» **Recorded data**:
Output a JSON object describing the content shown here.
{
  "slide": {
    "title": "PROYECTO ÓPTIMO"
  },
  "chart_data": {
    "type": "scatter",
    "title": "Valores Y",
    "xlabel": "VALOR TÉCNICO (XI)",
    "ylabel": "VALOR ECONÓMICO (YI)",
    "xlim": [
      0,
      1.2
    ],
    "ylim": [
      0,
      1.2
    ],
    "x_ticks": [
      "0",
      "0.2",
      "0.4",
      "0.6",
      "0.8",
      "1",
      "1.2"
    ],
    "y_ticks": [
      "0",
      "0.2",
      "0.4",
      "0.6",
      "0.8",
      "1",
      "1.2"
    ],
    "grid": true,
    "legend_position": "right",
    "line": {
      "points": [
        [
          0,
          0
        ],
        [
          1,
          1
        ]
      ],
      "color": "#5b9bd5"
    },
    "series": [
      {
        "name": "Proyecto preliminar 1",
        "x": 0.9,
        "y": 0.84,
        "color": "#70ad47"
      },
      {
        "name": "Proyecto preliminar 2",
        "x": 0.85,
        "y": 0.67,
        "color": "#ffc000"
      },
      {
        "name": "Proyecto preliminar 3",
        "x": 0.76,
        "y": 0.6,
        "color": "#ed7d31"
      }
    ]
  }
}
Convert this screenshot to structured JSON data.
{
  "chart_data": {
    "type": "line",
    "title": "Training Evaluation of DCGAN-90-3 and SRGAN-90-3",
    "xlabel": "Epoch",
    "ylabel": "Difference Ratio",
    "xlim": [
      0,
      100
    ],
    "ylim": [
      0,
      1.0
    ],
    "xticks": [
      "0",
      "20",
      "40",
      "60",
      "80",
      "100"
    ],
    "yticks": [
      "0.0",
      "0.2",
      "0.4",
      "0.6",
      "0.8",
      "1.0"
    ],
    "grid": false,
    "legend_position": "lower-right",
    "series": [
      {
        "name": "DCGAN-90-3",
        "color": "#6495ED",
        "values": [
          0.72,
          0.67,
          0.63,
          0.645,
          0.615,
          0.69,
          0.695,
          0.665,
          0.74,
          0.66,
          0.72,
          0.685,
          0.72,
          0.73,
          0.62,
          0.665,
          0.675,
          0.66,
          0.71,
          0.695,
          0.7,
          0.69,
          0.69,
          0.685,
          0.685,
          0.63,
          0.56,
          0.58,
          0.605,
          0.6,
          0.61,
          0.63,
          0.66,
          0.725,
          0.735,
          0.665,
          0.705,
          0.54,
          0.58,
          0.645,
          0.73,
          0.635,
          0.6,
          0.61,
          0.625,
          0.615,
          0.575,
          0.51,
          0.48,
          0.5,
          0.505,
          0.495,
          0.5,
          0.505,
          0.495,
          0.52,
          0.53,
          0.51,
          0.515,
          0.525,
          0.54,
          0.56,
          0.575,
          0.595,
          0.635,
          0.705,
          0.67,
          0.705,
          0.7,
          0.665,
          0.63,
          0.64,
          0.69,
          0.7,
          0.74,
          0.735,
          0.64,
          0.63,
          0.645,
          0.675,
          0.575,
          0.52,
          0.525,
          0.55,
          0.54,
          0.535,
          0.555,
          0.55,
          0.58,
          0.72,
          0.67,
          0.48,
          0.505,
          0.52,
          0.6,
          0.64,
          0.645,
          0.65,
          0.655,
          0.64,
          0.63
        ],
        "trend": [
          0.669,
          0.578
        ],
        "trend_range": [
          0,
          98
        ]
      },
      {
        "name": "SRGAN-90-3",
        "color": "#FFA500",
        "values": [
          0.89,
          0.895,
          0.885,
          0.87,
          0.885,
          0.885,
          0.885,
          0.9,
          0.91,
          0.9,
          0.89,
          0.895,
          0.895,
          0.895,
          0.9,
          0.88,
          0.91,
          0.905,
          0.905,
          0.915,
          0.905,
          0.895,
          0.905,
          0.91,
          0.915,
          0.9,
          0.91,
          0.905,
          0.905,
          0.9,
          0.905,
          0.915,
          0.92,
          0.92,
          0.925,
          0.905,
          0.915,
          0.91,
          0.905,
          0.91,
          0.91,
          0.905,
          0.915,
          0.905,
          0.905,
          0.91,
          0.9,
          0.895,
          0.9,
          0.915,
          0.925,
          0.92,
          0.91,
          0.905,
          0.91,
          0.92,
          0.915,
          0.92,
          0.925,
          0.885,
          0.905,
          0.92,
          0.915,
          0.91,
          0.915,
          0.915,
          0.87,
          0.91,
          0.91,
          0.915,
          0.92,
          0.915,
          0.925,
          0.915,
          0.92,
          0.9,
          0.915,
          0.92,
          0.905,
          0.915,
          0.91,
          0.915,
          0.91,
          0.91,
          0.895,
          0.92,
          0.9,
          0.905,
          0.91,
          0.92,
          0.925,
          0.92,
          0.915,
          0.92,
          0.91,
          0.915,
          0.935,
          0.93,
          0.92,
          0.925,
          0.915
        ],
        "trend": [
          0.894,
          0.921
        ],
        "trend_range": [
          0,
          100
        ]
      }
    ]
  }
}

» **Short problem**:
Some lines of the data may hold the word "JSON". Say how many do, with nothing else.

» **Result of this exercise**:
2